■ To be done
In the copy, include every entry exactly but none of the pictures.

■ Material
((

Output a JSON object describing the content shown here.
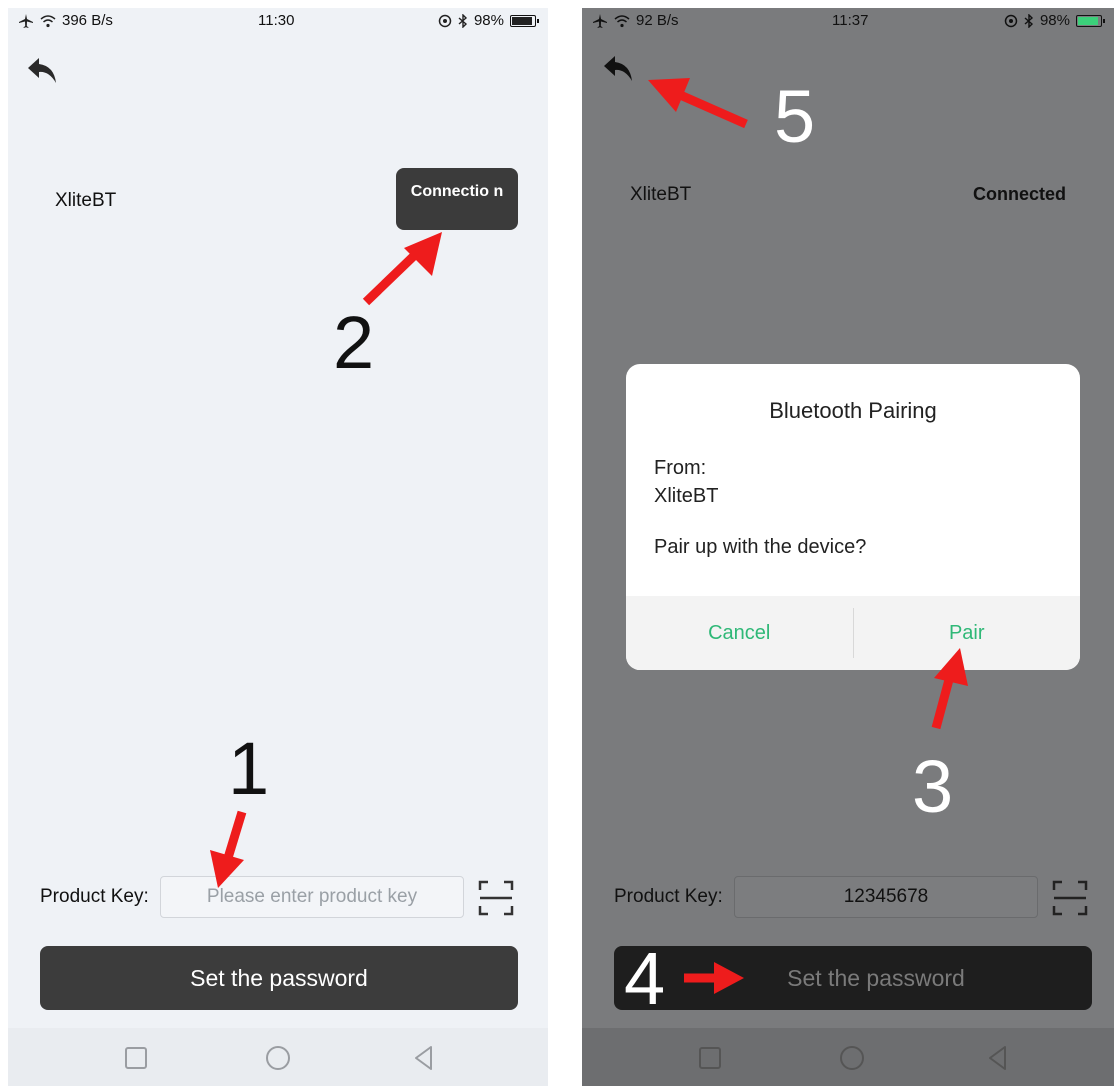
{
  "left": {
    "status": {
      "speed": "396 B/s",
      "time": "11:30",
      "battery": "98%",
      "battery_level": 0.98
    },
    "device_name": "XliteBT",
    "connection_button": "Connectio n",
    "product_key_label": "Product Key:",
    "product_key_placeholder": "Please enter product key",
    "set_password_button": "Set the password",
    "annotations": {
      "step1": "1",
      "step2": "2"
    }
  },
  "right": {
    "status": {
      "speed": "92 B/s",
      "time": "11:37",
      "battery": "98%",
      "battery_level": 0.98
    },
    "device_name": "XliteBT",
    "connection_status": "Connected",
    "dialog": {
      "title": "Bluetooth Pairing",
      "from_label": "From:",
      "from_device": "XliteBT",
      "message": "Pair up with the device?",
      "cancel": "Cancel",
      "pair": "Pair"
    },
    "product_key_label": "Product Key:",
    "product_key_value": "12345678",
    "set_password_button": "Set the password",
    "annotations": {
      "step3": "3",
      "step4": "4",
      "step5": "5"
    }
  },
  "colors": {
    "accent_green": "#2fb877",
    "annotation_red": "#ee1c1c",
    "dark_button": "#3c3c3c"
  }
}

))

■ Answer below
Output a JSON object describing the content shown here.
{
  "left": {
    "status": {
      "speed": "396 B/s",
      "time": "11:30",
      "battery": "98%",
      "battery_level": 0.98
    },
    "device_name": "XliteBT",
    "connection_button": "Connectio n",
    "product_key_label": "Product Key:",
    "product_key_placeholder": "Please enter product key",
    "set_password_button": "Set the password",
    "annotations": {
      "step1": "1",
      "step2": "2"
    }
  },
  "right": {
    "status": {
      "speed": "92 B/s",
      "time": "11:37",
      "battery": "98%",
      "battery_level": 0.98
    },
    "device_name": "XliteBT",
    "connection_status": "Connected",
    "dialog": {
      "title": "Bluetooth Pairing",
      "from_label": "From:",
      "from_device": "XliteBT",
      "message": "Pair up with the device?",
      "cancel": "Cancel",
      "pair": "Pair"
    },
    "product_key_label": "Product Key:",
    "product_key_value": "12345678",
    "set_password_button": "Set the password",
    "annotations": {
      "step3": "3",
      "step4": "4",
      "step5": "5"
    }
  },
  "colors": {
    "accent_green": "#2fb877",
    "annotation_red": "#ee1c1c",
    "dark_button": "#3c3c3c"
  }
}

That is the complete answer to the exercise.